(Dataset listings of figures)
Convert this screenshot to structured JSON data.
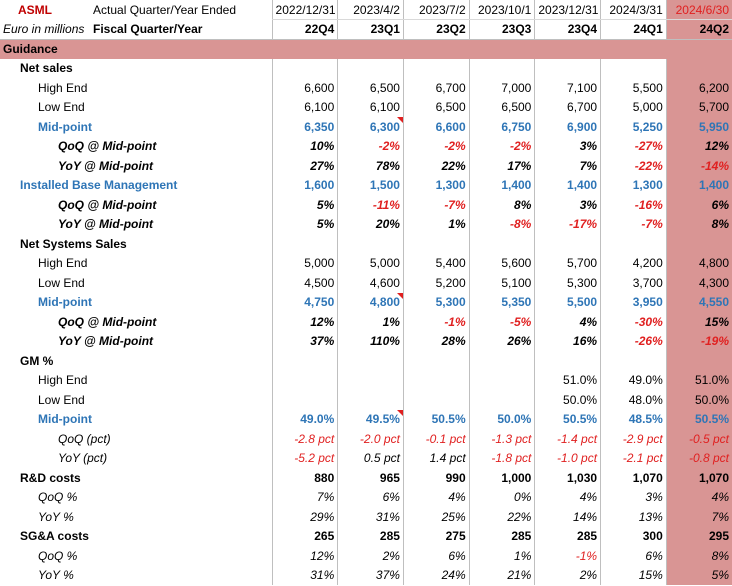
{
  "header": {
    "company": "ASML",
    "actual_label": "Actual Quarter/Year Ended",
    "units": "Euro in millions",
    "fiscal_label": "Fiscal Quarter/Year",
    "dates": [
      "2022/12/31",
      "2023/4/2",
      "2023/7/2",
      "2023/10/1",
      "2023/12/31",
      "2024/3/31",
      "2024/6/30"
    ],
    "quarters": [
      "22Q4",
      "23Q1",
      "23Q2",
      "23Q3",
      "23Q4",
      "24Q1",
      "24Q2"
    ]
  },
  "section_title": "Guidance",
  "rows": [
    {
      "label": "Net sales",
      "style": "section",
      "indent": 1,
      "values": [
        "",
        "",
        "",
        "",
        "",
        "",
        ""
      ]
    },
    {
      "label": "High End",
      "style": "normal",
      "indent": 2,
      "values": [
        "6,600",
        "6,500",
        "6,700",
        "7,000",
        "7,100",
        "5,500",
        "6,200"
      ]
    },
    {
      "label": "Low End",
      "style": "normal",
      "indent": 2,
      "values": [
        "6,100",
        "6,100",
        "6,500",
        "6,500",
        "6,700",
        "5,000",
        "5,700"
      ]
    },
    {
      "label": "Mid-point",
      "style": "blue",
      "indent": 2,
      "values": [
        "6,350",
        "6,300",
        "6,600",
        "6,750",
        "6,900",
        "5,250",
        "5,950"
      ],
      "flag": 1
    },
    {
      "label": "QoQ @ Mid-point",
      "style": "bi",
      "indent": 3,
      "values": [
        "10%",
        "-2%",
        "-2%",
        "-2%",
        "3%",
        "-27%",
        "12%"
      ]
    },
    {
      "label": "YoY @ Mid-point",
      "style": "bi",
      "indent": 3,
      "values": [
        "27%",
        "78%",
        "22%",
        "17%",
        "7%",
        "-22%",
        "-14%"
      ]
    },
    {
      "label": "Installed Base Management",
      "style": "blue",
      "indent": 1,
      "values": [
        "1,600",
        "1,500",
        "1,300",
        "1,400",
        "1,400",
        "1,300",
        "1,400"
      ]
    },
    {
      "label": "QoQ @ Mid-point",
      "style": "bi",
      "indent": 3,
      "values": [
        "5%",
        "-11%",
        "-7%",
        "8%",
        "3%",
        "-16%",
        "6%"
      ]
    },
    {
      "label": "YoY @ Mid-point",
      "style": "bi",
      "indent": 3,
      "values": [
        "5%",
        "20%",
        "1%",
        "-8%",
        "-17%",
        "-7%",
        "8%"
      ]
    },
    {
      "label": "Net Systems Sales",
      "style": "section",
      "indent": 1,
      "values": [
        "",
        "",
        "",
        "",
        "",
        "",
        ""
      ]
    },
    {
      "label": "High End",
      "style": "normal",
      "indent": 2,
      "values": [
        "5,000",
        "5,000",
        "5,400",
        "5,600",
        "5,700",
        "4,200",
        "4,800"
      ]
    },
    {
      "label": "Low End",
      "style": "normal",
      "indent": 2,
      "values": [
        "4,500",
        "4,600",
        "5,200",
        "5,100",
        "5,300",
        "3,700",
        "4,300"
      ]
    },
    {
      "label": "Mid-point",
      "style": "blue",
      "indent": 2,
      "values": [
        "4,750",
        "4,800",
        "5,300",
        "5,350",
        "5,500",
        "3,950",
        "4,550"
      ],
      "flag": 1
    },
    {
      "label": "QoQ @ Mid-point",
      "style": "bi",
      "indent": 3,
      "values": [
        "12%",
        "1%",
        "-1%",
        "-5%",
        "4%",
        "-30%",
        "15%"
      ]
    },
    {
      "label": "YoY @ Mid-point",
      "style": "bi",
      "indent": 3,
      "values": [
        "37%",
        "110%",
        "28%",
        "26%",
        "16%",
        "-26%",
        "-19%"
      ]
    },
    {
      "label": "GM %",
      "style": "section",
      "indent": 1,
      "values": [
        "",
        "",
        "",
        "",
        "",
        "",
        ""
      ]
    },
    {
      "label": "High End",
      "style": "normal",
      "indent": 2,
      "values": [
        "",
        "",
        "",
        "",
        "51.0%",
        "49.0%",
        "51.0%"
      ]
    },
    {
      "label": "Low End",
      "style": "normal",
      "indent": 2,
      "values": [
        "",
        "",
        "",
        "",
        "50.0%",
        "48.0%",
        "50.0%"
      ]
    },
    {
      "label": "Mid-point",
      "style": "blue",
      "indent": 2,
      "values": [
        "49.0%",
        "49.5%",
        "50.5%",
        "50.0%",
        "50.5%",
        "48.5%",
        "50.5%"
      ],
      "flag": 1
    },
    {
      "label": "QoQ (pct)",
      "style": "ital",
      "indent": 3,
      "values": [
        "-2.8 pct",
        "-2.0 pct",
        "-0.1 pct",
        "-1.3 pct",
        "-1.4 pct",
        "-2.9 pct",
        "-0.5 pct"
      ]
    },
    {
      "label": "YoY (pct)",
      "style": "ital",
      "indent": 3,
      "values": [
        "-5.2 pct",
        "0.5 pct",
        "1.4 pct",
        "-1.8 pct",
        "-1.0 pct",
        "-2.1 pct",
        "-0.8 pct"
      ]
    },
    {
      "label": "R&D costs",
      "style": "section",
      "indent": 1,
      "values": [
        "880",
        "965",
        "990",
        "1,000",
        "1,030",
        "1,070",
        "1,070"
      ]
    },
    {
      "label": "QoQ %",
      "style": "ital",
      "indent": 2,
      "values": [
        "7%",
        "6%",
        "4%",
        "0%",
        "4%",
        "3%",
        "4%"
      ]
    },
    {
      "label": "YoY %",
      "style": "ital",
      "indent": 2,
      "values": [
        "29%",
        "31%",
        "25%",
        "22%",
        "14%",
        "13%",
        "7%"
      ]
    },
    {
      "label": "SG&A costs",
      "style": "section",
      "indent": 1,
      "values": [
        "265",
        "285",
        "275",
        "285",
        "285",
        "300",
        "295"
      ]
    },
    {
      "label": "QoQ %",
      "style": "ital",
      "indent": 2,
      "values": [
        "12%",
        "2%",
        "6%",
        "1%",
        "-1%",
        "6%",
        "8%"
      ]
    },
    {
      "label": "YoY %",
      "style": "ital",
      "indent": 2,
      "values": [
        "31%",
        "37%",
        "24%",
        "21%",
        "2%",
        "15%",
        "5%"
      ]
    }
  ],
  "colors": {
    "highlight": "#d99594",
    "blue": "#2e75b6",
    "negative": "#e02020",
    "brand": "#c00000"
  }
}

# Stated exercise
Using the data above, print every line exactly, omitting pictures.

# Full output
Convert this screenshot to structured JSON data.
{
  "header": {
    "company": "ASML",
    "actual_label": "Actual Quarter/Year Ended",
    "units": "Euro in millions",
    "fiscal_label": "Fiscal Quarter/Year",
    "dates": [
      "2022/12/31",
      "2023/4/2",
      "2023/7/2",
      "2023/10/1",
      "2023/12/31",
      "2024/3/31",
      "2024/6/30"
    ],
    "quarters": [
      "22Q4",
      "23Q1",
      "23Q2",
      "23Q3",
      "23Q4",
      "24Q1",
      "24Q2"
    ]
  },
  "section_title": "Guidance",
  "rows": [
    {
      "label": "Net sales",
      "style": "section",
      "indent": 1,
      "values": [
        "",
        "",
        "",
        "",
        "",
        "",
        ""
      ]
    },
    {
      "label": "High End",
      "style": "normal",
      "indent": 2,
      "values": [
        "6,600",
        "6,500",
        "6,700",
        "7,000",
        "7,100",
        "5,500",
        "6,200"
      ]
    },
    {
      "label": "Low End",
      "style": "normal",
      "indent": 2,
      "values": [
        "6,100",
        "6,100",
        "6,500",
        "6,500",
        "6,700",
        "5,000",
        "5,700"
      ]
    },
    {
      "label": "Mid-point",
      "style": "blue",
      "indent": 2,
      "values": [
        "6,350",
        "6,300",
        "6,600",
        "6,750",
        "6,900",
        "5,250",
        "5,950"
      ],
      "flag": 1
    },
    {
      "label": "QoQ @ Mid-point",
      "style": "bi",
      "indent": 3,
      "values": [
        "10%",
        "-2%",
        "-2%",
        "-2%",
        "3%",
        "-27%",
        "12%"
      ]
    },
    {
      "label": "YoY @ Mid-point",
      "style": "bi",
      "indent": 3,
      "values": [
        "27%",
        "78%",
        "22%",
        "17%",
        "7%",
        "-22%",
        "-14%"
      ]
    },
    {
      "label": "Installed Base Management",
      "style": "blue",
      "indent": 1,
      "values": [
        "1,600",
        "1,500",
        "1,300",
        "1,400",
        "1,400",
        "1,300",
        "1,400"
      ]
    },
    {
      "label": "QoQ @ Mid-point",
      "style": "bi",
      "indent": 3,
      "values": [
        "5%",
        "-11%",
        "-7%",
        "8%",
        "3%",
        "-16%",
        "6%"
      ]
    },
    {
      "label": "YoY @ Mid-point",
      "style": "bi",
      "indent": 3,
      "values": [
        "5%",
        "20%",
        "1%",
        "-8%",
        "-17%",
        "-7%",
        "8%"
      ]
    },
    {
      "label": "Net Systems Sales",
      "style": "section",
      "indent": 1,
      "values": [
        "",
        "",
        "",
        "",
        "",
        "",
        ""
      ]
    },
    {
      "label": "High End",
      "style": "normal",
      "indent": 2,
      "values": [
        "5,000",
        "5,000",
        "5,400",
        "5,600",
        "5,700",
        "4,200",
        "4,800"
      ]
    },
    {
      "label": "Low End",
      "style": "normal",
      "indent": 2,
      "values": [
        "4,500",
        "4,600",
        "5,200",
        "5,100",
        "5,300",
        "3,700",
        "4,300"
      ]
    },
    {
      "label": "Mid-point",
      "style": "blue",
      "indent": 2,
      "values": [
        "4,750",
        "4,800",
        "5,300",
        "5,350",
        "5,500",
        "3,950",
        "4,550"
      ],
      "flag": 1
    },
    {
      "label": "QoQ @ Mid-point",
      "style": "bi",
      "indent": 3,
      "values": [
        "12%",
        "1%",
        "-1%",
        "-5%",
        "4%",
        "-30%",
        "15%"
      ]
    },
    {
      "label": "YoY @ Mid-point",
      "style": "bi",
      "indent": 3,
      "values": [
        "37%",
        "110%",
        "28%",
        "26%",
        "16%",
        "-26%",
        "-19%"
      ]
    },
    {
      "label": "GM %",
      "style": "section",
      "indent": 1,
      "values": [
        "",
        "",
        "",
        "",
        "",
        "",
        ""
      ]
    },
    {
      "label": "High End",
      "style": "normal",
      "indent": 2,
      "values": [
        "",
        "",
        "",
        "",
        "51.0%",
        "49.0%",
        "51.0%"
      ]
    },
    {
      "label": "Low End",
      "style": "normal",
      "indent": 2,
      "values": [
        "",
        "",
        "",
        "",
        "50.0%",
        "48.0%",
        "50.0%"
      ]
    },
    {
      "label": "Mid-point",
      "style": "blue",
      "indent": 2,
      "values": [
        "49.0%",
        "49.5%",
        "50.5%",
        "50.0%",
        "50.5%",
        "48.5%",
        "50.5%"
      ],
      "flag": 1
    },
    {
      "label": "QoQ (pct)",
      "style": "ital",
      "indent": 3,
      "values": [
        "-2.8 pct",
        "-2.0 pct",
        "-0.1 pct",
        "-1.3 pct",
        "-1.4 pct",
        "-2.9 pct",
        "-0.5 pct"
      ]
    },
    {
      "label": "YoY (pct)",
      "style": "ital",
      "indent": 3,
      "values": [
        "-5.2 pct",
        "0.5 pct",
        "1.4 pct",
        "-1.8 pct",
        "-1.0 pct",
        "-2.1 pct",
        "-0.8 pct"
      ]
    },
    {
      "label": "R&D costs",
      "style": "section",
      "indent": 1,
      "values": [
        "880",
        "965",
        "990",
        "1,000",
        "1,030",
        "1,070",
        "1,070"
      ]
    },
    {
      "label": "QoQ %",
      "style": "ital",
      "indent": 2,
      "values": [
        "7%",
        "6%",
        "4%",
        "0%",
        "4%",
        "3%",
        "4%"
      ]
    },
    {
      "label": "YoY %",
      "style": "ital",
      "indent": 2,
      "values": [
        "29%",
        "31%",
        "25%",
        "22%",
        "14%",
        "13%",
        "7%"
      ]
    },
    {
      "label": "SG&A costs",
      "style": "section",
      "indent": 1,
      "values": [
        "265",
        "285",
        "275",
        "285",
        "285",
        "300",
        "295"
      ]
    },
    {
      "label": "QoQ %",
      "style": "ital",
      "indent": 2,
      "values": [
        "12%",
        "2%",
        "6%",
        "1%",
        "-1%",
        "6%",
        "8%"
      ]
    },
    {
      "label": "YoY %",
      "style": "ital",
      "indent": 2,
      "values": [
        "31%",
        "37%",
        "24%",
        "21%",
        "2%",
        "15%",
        "5%"
      ]
    }
  ],
  "colors": {
    "highlight": "#d99594",
    "blue": "#2e75b6",
    "negative": "#e02020",
    "brand": "#c00000"
  }
}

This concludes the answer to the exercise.